- What is being asked
Print the whole listing exactly.

+---+

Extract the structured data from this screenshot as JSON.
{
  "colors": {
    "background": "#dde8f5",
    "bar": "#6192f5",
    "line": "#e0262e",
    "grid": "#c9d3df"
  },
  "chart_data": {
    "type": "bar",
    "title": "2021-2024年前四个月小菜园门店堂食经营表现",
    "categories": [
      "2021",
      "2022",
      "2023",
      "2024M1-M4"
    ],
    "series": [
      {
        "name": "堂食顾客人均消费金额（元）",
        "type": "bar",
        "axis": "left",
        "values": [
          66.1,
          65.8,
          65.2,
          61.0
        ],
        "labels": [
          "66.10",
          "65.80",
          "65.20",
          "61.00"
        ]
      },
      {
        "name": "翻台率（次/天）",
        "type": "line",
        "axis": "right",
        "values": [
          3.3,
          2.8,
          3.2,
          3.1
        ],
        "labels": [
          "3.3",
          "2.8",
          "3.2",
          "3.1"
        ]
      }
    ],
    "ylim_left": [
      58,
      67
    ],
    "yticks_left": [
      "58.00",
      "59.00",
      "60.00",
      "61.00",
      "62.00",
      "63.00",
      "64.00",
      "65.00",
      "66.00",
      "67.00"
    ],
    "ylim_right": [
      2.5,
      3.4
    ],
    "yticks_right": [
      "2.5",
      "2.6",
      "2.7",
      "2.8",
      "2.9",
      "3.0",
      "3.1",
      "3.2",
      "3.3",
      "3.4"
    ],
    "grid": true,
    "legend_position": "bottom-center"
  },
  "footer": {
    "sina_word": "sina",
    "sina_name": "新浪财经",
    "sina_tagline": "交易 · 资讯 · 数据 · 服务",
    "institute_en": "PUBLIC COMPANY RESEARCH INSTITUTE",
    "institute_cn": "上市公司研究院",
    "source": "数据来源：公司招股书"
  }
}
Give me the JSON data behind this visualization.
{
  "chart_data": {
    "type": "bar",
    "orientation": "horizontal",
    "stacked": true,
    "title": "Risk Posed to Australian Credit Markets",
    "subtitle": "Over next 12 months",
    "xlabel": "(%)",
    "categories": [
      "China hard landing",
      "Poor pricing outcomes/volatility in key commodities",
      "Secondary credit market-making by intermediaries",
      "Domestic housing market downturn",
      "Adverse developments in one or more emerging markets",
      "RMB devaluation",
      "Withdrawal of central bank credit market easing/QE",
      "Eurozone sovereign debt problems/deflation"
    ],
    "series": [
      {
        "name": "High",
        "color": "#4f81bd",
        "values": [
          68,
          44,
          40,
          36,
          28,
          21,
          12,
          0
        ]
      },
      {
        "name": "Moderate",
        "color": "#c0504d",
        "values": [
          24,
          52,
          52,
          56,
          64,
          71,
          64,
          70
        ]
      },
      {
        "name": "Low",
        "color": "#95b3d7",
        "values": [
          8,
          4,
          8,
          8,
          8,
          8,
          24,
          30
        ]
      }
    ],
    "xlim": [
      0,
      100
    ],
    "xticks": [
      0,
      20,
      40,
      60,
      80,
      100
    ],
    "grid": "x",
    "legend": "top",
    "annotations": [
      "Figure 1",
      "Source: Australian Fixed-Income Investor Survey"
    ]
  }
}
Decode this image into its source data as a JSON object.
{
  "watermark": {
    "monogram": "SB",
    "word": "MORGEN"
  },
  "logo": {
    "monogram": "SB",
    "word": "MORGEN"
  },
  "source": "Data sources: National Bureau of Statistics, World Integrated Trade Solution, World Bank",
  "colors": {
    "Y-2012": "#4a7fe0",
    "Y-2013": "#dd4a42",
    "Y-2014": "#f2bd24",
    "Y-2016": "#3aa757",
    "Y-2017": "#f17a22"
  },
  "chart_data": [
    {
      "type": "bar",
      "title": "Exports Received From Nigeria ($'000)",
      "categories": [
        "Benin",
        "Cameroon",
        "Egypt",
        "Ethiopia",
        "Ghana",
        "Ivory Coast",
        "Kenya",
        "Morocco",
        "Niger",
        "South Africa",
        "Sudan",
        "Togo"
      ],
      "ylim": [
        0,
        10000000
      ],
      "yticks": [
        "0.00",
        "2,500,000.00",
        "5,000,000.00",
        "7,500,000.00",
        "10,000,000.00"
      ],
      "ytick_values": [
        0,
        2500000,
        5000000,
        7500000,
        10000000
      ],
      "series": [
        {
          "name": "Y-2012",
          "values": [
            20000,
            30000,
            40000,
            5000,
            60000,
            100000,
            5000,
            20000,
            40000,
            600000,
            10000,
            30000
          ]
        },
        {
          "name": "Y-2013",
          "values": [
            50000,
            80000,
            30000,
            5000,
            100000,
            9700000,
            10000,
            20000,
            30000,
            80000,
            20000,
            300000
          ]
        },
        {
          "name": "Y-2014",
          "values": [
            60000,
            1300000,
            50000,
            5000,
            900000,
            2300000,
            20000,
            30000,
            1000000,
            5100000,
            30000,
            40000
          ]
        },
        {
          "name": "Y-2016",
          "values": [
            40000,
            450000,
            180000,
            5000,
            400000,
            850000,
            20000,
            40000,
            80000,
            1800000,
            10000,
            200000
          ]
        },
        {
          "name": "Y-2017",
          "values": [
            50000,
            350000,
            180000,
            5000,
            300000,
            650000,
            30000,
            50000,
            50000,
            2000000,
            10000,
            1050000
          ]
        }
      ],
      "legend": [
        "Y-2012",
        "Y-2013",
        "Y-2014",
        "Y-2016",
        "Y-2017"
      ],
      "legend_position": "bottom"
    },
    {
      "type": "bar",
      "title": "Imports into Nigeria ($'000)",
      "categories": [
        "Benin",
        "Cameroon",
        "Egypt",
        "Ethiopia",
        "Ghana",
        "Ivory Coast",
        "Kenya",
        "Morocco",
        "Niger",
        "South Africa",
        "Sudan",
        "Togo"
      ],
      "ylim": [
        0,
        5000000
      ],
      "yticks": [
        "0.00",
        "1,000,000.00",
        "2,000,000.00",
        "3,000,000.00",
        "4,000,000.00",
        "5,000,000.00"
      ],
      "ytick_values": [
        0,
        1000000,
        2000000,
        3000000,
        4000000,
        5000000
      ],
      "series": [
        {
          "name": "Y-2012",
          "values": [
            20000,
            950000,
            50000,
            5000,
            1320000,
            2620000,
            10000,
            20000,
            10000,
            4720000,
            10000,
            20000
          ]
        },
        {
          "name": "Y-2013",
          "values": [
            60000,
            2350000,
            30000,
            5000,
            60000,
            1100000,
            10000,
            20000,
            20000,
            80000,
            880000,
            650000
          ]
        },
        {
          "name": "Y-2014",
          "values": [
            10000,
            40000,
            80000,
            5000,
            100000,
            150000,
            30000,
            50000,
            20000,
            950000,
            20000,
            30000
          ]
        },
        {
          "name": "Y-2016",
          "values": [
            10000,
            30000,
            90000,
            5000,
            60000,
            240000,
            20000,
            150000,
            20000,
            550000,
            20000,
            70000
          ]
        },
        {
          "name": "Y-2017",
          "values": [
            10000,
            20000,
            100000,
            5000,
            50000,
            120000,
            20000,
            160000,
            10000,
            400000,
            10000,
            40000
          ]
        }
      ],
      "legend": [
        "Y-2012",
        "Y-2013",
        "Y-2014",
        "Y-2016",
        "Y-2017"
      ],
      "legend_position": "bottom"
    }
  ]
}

+---+

- Exercise result
Extract the structured data from this screenshot as JSON.
{
  "colors": {
    "background": "#dde8f5",
    "bar": "#6192f5",
    "line": "#e0262e",
    "grid": "#c9d3df"
  },
  "chart_data": {
    "type": "bar",
    "title": "2021-2024年前四个月小菜园门店堂食经营表现",
    "categories": [
      "2021",
      "2022",
      "2023",
      "2024M1-M4"
    ],
    "series": [
      {
        "name": "堂食顾客人均消费金额（元）",
        "type": "bar",
        "axis": "left",
        "values": [
          66.1,
          65.8,
          65.2,
          61.0
        ],
        "labels": [
          "66.10",
          "65.80",
          "65.20",
          "61.00"
        ]
      },
      {
        "name": "翻台率（次/天）",
        "type": "line",
        "axis": "right",
        "values": [
          3.3,
          2.8,
          3.2,
          3.1
        ],
        "labels": [
          "3.3",
          "2.8",
          "3.2",
          "3.1"
        ]
      }
    ],
    "ylim_left": [
      58,
      67
    ],
    "yticks_left": [
      "58.00",
      "59.00",
      "60.00",
      "61.00",
      "62.00",
      "63.00",
      "64.00",
      "65.00",
      "66.00",
      "67.00"
    ],
    "ylim_right": [
      2.5,
      3.4
    ],
    "yticks_right": [
      "2.5",
      "2.6",
      "2.7",
      "2.8",
      "2.9",
      "3.0",
      "3.1",
      "3.2",
      "3.3",
      "3.4"
    ],
    "grid": true,
    "legend_position": "bottom-center"
  },
  "footer": {
    "sina_word": "sina",
    "sina_name": "新浪财经",
    "sina_tagline": "交易 · 资讯 · 数据 · 服务",
    "institute_en": "PUBLIC COMPANY RESEARCH INSTITUTE",
    "institute_cn": "上市公司研究院",
    "source": "数据来源：公司招股书"
  }
}
Give me the JSON data behind this visualization.
{
  "chart_data": {
    "type": "bar",
    "orientation": "horizontal",
    "stacked": true,
    "title": "Risk Posed to Australian Credit Markets",
    "subtitle": "Over next 12 months",
    "xlabel": "(%)",
    "categories": [
      "China hard landing",
      "Poor pricing outcomes/volatility in key commodities",
      "Secondary credit market-making by intermediaries",
      "Domestic housing market downturn",
      "Adverse developments in one or more emerging markets",
      "RMB devaluation",
      "Withdrawal of central bank credit market easing/QE",
      "Eurozone sovereign debt problems/deflation"
    ],
    "series": [
      {
        "name": "High",
        "color": "#4f81bd",
        "values": [
          68,
          44,
          40,
          36,
          28,
          21,
          12,
          0
        ]
      },
      {
        "name": "Moderate",
        "color": "#c0504d",
        "values": [
          24,
          52,
          52,
          56,
          64,
          71,
          64,
          70
        ]
      },
      {
        "name": "Low",
        "color": "#95b3d7",
        "values": [
          8,
          4,
          8,
          8,
          8,
          8,
          24,
          30
        ]
      }
    ],
    "xlim": [
      0,
      100
    ],
    "xticks": [
      0,
      20,
      40,
      60,
      80,
      100
    ],
    "grid": "x",
    "legend": "top",
    "annotations": [
      "Figure 1",
      "Source: Australian Fixed-Income Investor Survey"
    ]
  }
}
Decode this image into its source data as a JSON object.
{
  "watermark": {
    "monogram": "SB",
    "word": "MORGEN"
  },
  "logo": {
    "monogram": "SB",
    "word": "MORGEN"
  },
  "source": "Data sources: National Bureau of Statistics, World Integrated Trade Solution, World Bank",
  "colors": {
    "Y-2012": "#4a7fe0",
    "Y-2013": "#dd4a42",
    "Y-2014": "#f2bd24",
    "Y-2016": "#3aa757",
    "Y-2017": "#f17a22"
  },
  "chart_data": [
    {
      "type": "bar",
      "title": "Exports Received From Nigeria ($'000)",
      "categories": [
        "Benin",
        "Cameroon",
        "Egypt",
        "Ethiopia",
        "Ghana",
        "Ivory Coast",
        "Kenya",
        "Morocco",
        "Niger",
        "South Africa",
        "Sudan",
        "Togo"
      ],
      "ylim": [
        0,
        10000000
      ],
      "yticks": [
        "0.00",
        "2,500,000.00",
        "5,000,000.00",
        "7,500,000.00",
        "10,000,000.00"
      ],
      "ytick_values": [
        0,
        2500000,
        5000000,
        7500000,
        10000000
      ],
      "series": [
        {
          "name": "Y-2012",
          "values": [
            20000,
            30000,
            40000,
            5000,
            60000,
            100000,
            5000,
            20000,
            40000,
            600000,
            10000,
            30000
          ]
        },
        {
          "name": "Y-2013",
          "values": [
            50000,
            80000,
            30000,
            5000,
            100000,
            9700000,
            10000,
            20000,
            30000,
            80000,
            20000,
            300000
          ]
        },
        {
          "name": "Y-2014",
          "values": [
            60000,
            1300000,
            50000,
            5000,
            900000,
            2300000,
            20000,
            30000,
            1000000,
            5100000,
            30000,
            40000
          ]
        },
        {
          "name": "Y-2016",
          "values": [
            40000,
            450000,
            180000,
            5000,
            400000,
            850000,
            20000,
            40000,
            80000,
            1800000,
            10000,
            200000
          ]
        },
        {
          "name": "Y-2017",
          "values": [
            50000,
            350000,
            180000,
            5000,
            300000,
            650000,
            30000,
            50000,
            50000,
            2000000,
            10000,
            1050000
          ]
        }
      ],
      "legend": [
        "Y-2012",
        "Y-2013",
        "Y-2014",
        "Y-2016",
        "Y-2017"
      ],
      "legend_position": "bottom"
    },
    {
      "type": "bar",
      "title": "Imports into Nigeria ($'000)",
      "categories": [
        "Benin",
        "Cameroon",
        "Egypt",
        "Ethiopia",
        "Ghana",
        "Ivory Coast",
        "Kenya",
        "Morocco",
        "Niger",
        "South Africa",
        "Sudan",
        "Togo"
      ],
      "ylim": [
        0,
        5000000
      ],
      "yticks": [
        "0.00",
        "1,000,000.00",
        "2,000,000.00",
        "3,000,000.00",
        "4,000,000.00",
        "5,000,000.00"
      ],
      "ytick_values": [
        0,
        1000000,
        2000000,
        3000000,
        4000000,
        5000000
      ],
      "series": [
        {
          "name": "Y-2012",
          "values": [
            20000,
            950000,
            50000,
            5000,
            1320000,
            2620000,
            10000,
            20000,
            10000,
            4720000,
            10000,
            20000
          ]
        },
        {
          "name": "Y-2013",
          "values": [
            60000,
            2350000,
            30000,
            5000,
            60000,
            1100000,
            10000,
            20000,
            20000,
            80000,
            880000,
            650000
          ]
        },
        {
          "name": "Y-2014",
          "values": [
            10000,
            40000,
            80000,
            5000,
            100000,
            150000,
            30000,
            50000,
            20000,
            950000,
            20000,
            30000
          ]
        },
        {
          "name": "Y-2016",
          "values": [
            10000,
            30000,
            90000,
            5000,
            60000,
            240000,
            20000,
            150000,
            20000,
            550000,
            20000,
            70000
          ]
        },
        {
          "name": "Y-2017",
          "values": [
            10000,
            20000,
            100000,
            5000,
            50000,
            120000,
            20000,
            160000,
            10000,
            400000,
            10000,
            40000
          ]
        }
      ],
      "legend": [
        "Y-2012",
        "Y-2013",
        "Y-2014",
        "Y-2016",
        "Y-2017"
      ],
      "legend_position": "bottom"
    }
  ]
}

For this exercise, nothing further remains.